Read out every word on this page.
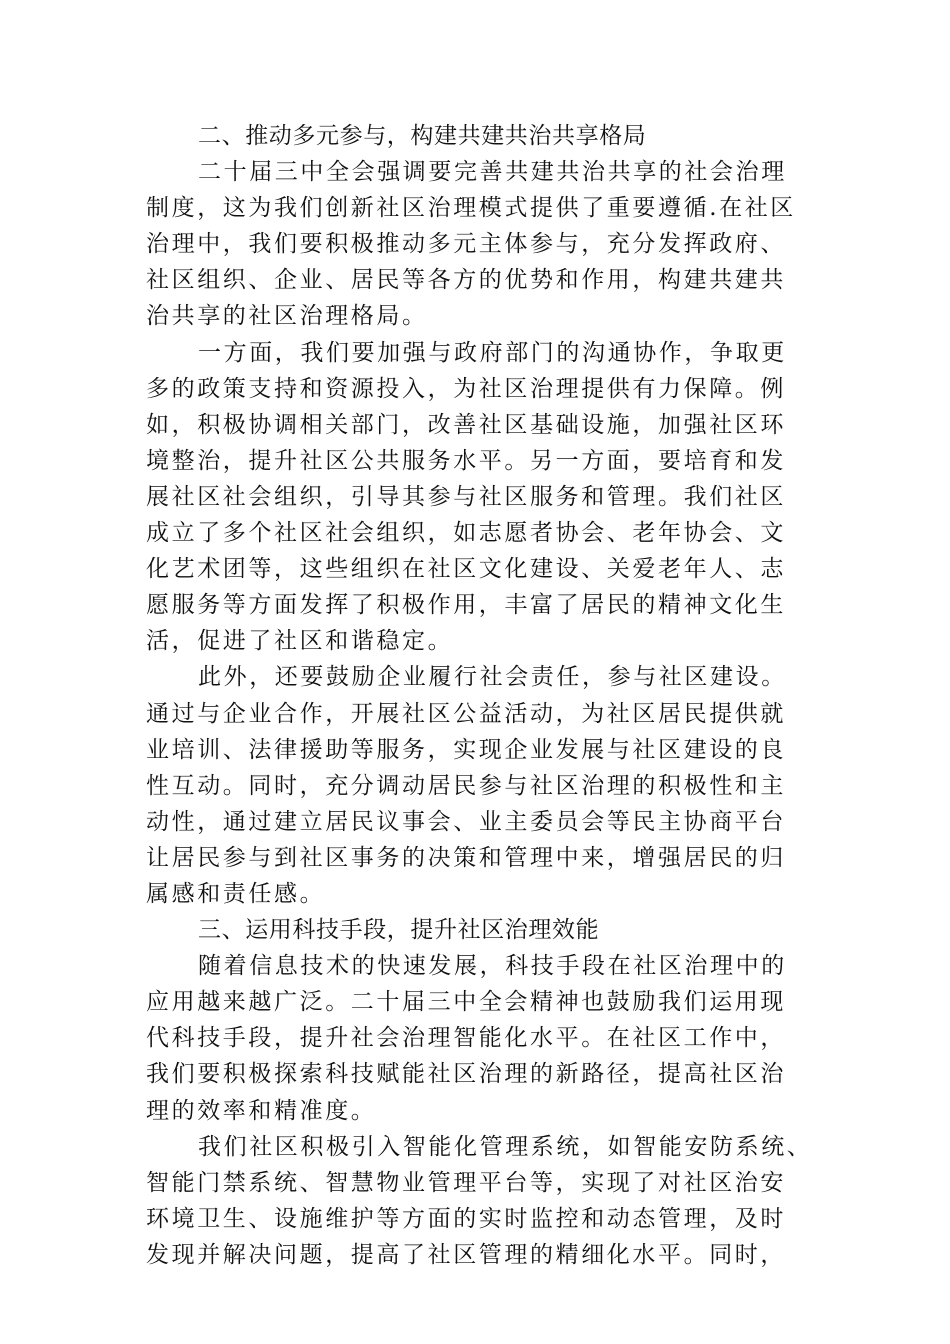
二、推动多元参与，构建共建共治共享格局
二十届三中全会强调要完善共建共治共享的社会治理
制度，这为我们创新社区治理模式提供了重要遵循.在社区
治理中，我们要积极推动多元主体参与，充分发挥政府、
社区组织、企业、居民等各方的优势和作用，构建共建共
治共享的社区治理格局。
一方面，我们要加强与政府部门的沟通协作，争取更
多的政策支持和资源投入，为社区治理提供有力保障。例
如，积极协调相关部门，改善社区基础设施，加强社区环
境整治，提升社区公共服务水平。另一方面，要培育和发
展社区社会组织，引导其参与社区服务和管理。我们社区
成立了多个社区社会组织，如志愿者协会、老年协会、文
化艺术团等，这些组织在社区文化建设、关爱老年人、志
愿服务等方面发挥了积极作用，丰富了居民的精神文化生
活，促进了社区和谐稳定。
此外，还要鼓励企业履行社会责任，参与社区建设。
通过与企业合作，开展社区公益活动，为社区居民提供就
业培训、法律援助等服务，实现企业发展与社区建设的良
性互动。同时，充分调动居民参与社区治理的积极性和主
动性，通过建立居民议事会、业主委员会等民主协商平台
让居民参与到社区事务的决策和管理中来，增强居民的归
属感和责任感。
三、运用科技手段，提升社区治理效能
随着信息技术的快速发展，科技手段在社区治理中的
应用越来越广泛。二十届三中全会精神也鼓励我们运用现
代科技手段，提升社会治理智能化水平。在社区工作中，
我们要积极探索科技赋能社区治理的新路径，提高社区治
理的效率和精准度。
我们社区积极引入智能化管理系统，如智能安防系统、
智能门禁系统、智慧物业管理平台等，实现了对社区治安
环境卫生、设施维护等方面的实时监控和动态管理，及时
发现并解决问题，提高了社区管理的精细化水平。同时，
----
## What is required
Omit every picture, and otherwise quote the entries exactly.

## Task response
Read out every word on this page.
二、推动多元参与，构建共建共治共享格局
二十届三中全会强调要完善共建共治共享的社会治理
制度，这为我们创新社区治理模式提供了重要遵循.在社区
治理中，我们要积极推动多元主体参与，充分发挥政府、
社区组织、企业、居民等各方的优势和作用，构建共建共
治共享的社区治理格局。
一方面，我们要加强与政府部门的沟通协作，争取更
多的政策支持和资源投入，为社区治理提供有力保障。例
如，积极协调相关部门，改善社区基础设施，加强社区环
境整治，提升社区公共服务水平。另一方面，要培育和发
展社区社会组织，引导其参与社区服务和管理。我们社区
成立了多个社区社会组织，如志愿者协会、老年协会、文
化艺术团等，这些组织在社区文化建设、关爱老年人、志
愿服务等方面发挥了积极作用，丰富了居民的精神文化生
活，促进了社区和谐稳定。
此外，还要鼓励企业履行社会责任，参与社区建设。
通过与企业合作，开展社区公益活动，为社区居民提供就
业培训、法律援助等服务，实现企业发展与社区建设的良
性互动。同时，充分调动居民参与社区治理的积极性和主
动性，通过建立居民议事会、业主委员会等民主协商平台
让居民参与到社区事务的决策和管理中来，增强居民的归
属感和责任感。
三、运用科技手段，提升社区治理效能
随着信息技术的快速发展，科技手段在社区治理中的
应用越来越广泛。二十届三中全会精神也鼓励我们运用现
代科技手段，提升社会治理智能化水平。在社区工作中，
我们要积极探索科技赋能社区治理的新路径，提高社区治
理的效率和精准度。
我们社区积极引入智能化管理系统，如智能安防系统、
智能门禁系统、智慧物业管理平台等，实现了对社区治安
环境卫生、设施维护等方面的实时监控和动态管理，及时
发现并解决问题，提高了社区管理的精细化水平。同时，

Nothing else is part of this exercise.